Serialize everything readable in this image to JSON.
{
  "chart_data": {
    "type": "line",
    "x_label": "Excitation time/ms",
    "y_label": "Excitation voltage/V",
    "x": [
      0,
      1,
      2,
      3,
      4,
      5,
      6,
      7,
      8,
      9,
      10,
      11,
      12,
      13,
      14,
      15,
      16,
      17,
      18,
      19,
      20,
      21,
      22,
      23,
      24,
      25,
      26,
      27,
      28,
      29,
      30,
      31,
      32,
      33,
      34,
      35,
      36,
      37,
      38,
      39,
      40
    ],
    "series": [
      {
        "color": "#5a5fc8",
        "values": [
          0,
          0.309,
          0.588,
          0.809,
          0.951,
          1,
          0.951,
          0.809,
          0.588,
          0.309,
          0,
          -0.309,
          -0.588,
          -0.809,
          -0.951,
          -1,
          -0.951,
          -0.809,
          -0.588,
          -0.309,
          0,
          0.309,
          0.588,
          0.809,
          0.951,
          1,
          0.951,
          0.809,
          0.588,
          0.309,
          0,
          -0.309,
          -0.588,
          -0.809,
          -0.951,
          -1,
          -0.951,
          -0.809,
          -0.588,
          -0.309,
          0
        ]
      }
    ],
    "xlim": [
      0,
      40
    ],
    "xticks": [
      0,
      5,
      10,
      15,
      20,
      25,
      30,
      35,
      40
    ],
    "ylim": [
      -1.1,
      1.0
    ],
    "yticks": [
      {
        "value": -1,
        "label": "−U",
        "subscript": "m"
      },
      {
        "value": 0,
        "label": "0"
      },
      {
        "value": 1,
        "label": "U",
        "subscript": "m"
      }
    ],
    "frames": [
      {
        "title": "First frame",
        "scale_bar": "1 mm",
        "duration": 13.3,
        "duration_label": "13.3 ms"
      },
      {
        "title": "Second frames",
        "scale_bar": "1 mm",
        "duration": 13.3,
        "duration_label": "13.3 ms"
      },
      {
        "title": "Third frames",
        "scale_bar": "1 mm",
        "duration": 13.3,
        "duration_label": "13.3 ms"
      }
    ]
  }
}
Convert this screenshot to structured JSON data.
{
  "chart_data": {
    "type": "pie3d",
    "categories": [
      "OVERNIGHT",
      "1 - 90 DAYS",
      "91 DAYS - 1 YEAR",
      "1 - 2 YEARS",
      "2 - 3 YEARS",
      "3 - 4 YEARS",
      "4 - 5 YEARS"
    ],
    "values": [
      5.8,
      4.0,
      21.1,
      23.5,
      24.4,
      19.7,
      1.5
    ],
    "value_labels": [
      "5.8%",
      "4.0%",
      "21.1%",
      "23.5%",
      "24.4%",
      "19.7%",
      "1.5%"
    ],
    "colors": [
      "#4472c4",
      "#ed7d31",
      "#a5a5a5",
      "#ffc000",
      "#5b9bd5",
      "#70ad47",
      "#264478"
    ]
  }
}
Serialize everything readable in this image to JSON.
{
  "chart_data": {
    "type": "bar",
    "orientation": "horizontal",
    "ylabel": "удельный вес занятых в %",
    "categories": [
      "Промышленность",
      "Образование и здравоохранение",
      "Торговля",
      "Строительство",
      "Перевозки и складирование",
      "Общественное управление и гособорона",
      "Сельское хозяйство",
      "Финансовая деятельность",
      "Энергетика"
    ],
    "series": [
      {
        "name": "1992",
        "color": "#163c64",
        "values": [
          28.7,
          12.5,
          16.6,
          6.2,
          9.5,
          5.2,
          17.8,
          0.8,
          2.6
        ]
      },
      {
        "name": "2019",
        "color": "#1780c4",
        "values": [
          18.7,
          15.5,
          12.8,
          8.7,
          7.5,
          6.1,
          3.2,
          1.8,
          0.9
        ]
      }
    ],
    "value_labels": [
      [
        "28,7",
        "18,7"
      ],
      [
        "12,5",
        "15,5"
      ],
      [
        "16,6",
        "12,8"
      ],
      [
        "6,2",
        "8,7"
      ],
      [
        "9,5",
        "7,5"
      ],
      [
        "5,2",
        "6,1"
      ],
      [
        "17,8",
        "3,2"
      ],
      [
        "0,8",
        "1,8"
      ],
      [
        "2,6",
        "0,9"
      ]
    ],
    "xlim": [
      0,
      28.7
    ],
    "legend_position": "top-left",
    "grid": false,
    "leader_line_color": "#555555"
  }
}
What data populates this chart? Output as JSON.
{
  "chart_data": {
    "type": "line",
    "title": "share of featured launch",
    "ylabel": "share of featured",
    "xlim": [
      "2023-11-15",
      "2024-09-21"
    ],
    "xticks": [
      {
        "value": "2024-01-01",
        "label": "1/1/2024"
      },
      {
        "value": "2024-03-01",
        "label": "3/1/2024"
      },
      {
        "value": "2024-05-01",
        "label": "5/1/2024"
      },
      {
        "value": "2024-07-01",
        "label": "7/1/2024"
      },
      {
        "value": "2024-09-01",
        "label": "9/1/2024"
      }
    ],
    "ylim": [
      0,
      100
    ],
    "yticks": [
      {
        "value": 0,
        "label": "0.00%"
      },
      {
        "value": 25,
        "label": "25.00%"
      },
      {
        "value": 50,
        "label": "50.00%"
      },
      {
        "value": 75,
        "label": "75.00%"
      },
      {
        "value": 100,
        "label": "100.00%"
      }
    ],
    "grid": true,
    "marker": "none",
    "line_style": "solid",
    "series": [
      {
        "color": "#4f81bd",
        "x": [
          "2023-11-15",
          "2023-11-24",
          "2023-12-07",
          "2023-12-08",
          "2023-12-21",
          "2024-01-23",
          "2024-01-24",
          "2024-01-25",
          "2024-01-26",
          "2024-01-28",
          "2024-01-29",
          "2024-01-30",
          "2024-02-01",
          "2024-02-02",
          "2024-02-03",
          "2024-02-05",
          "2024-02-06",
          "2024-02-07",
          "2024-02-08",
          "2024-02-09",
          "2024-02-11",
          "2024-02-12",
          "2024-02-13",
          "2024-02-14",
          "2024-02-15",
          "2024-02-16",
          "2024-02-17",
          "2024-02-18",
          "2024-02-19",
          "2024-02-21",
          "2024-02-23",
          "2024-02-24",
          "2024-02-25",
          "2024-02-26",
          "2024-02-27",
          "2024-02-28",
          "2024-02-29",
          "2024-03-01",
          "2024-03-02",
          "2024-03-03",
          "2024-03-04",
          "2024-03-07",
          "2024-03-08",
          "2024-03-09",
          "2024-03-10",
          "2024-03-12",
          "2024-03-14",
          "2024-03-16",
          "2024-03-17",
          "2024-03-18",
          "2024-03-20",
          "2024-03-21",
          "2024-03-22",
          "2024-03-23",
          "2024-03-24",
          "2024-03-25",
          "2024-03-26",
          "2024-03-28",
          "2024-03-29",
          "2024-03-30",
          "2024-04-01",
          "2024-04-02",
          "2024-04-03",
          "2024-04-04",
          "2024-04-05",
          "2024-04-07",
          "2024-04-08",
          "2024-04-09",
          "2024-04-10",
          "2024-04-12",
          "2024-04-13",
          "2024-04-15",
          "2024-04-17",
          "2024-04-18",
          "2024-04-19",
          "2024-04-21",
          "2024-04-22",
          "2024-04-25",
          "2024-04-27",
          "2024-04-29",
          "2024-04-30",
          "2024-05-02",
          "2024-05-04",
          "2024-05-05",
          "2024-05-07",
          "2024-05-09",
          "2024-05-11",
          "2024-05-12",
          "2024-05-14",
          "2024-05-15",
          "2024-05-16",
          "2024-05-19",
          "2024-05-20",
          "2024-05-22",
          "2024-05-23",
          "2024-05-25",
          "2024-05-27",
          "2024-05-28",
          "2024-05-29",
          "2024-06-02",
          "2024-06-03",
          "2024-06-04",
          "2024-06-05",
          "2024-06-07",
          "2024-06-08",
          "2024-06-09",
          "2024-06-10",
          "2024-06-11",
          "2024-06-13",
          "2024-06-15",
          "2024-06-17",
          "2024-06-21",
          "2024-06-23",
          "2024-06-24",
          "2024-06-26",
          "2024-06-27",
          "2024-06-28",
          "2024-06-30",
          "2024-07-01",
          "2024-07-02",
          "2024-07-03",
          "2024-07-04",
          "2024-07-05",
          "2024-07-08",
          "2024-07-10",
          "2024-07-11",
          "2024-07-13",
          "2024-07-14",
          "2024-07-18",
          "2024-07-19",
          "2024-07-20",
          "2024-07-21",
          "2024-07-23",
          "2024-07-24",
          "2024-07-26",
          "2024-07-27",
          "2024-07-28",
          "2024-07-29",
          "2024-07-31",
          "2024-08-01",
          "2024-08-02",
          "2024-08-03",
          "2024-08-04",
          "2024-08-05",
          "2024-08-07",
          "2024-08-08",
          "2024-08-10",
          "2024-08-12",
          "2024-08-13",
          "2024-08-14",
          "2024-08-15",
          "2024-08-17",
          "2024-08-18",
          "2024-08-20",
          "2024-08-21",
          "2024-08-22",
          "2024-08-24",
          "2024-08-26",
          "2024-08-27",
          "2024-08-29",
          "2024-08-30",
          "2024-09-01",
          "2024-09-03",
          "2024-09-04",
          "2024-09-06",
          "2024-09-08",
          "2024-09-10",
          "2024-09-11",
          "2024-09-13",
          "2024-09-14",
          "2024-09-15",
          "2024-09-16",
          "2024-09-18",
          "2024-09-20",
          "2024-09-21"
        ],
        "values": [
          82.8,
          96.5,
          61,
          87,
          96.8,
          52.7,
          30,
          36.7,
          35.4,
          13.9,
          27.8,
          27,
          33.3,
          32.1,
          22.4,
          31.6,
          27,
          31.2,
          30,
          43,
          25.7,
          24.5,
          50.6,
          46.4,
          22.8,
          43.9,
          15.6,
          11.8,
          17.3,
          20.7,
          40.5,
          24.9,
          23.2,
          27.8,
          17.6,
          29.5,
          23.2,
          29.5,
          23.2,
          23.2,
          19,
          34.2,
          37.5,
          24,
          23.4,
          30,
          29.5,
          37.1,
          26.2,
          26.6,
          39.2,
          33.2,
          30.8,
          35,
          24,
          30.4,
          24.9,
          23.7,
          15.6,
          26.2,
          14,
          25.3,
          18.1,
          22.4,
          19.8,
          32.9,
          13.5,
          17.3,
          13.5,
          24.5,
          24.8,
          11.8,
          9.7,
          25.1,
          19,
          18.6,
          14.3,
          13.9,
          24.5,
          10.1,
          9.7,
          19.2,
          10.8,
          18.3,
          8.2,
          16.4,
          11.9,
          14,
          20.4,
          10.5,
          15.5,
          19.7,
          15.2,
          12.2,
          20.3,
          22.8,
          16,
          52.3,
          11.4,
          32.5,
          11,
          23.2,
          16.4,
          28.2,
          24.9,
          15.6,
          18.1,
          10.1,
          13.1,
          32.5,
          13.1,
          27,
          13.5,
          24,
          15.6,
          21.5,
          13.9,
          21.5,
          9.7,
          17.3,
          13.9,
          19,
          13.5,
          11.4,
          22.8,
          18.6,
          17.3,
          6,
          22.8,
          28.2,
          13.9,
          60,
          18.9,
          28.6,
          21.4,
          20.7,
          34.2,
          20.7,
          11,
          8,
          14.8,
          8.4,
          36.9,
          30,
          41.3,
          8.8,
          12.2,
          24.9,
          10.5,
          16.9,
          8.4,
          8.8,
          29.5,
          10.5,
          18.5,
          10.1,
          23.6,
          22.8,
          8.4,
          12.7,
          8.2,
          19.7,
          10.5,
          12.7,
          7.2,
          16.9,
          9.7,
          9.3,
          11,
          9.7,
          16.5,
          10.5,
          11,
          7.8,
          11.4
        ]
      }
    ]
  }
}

* _Set problem_
In the entries above, find every line holding the word "this" and copy it out.

* _Task result_
Serialize everything readable in this image to JSON.
Convert this screenshot to structured JSON data.
Serialize everything readable in this image to JSON.
What data populates this chart? Output as JSON.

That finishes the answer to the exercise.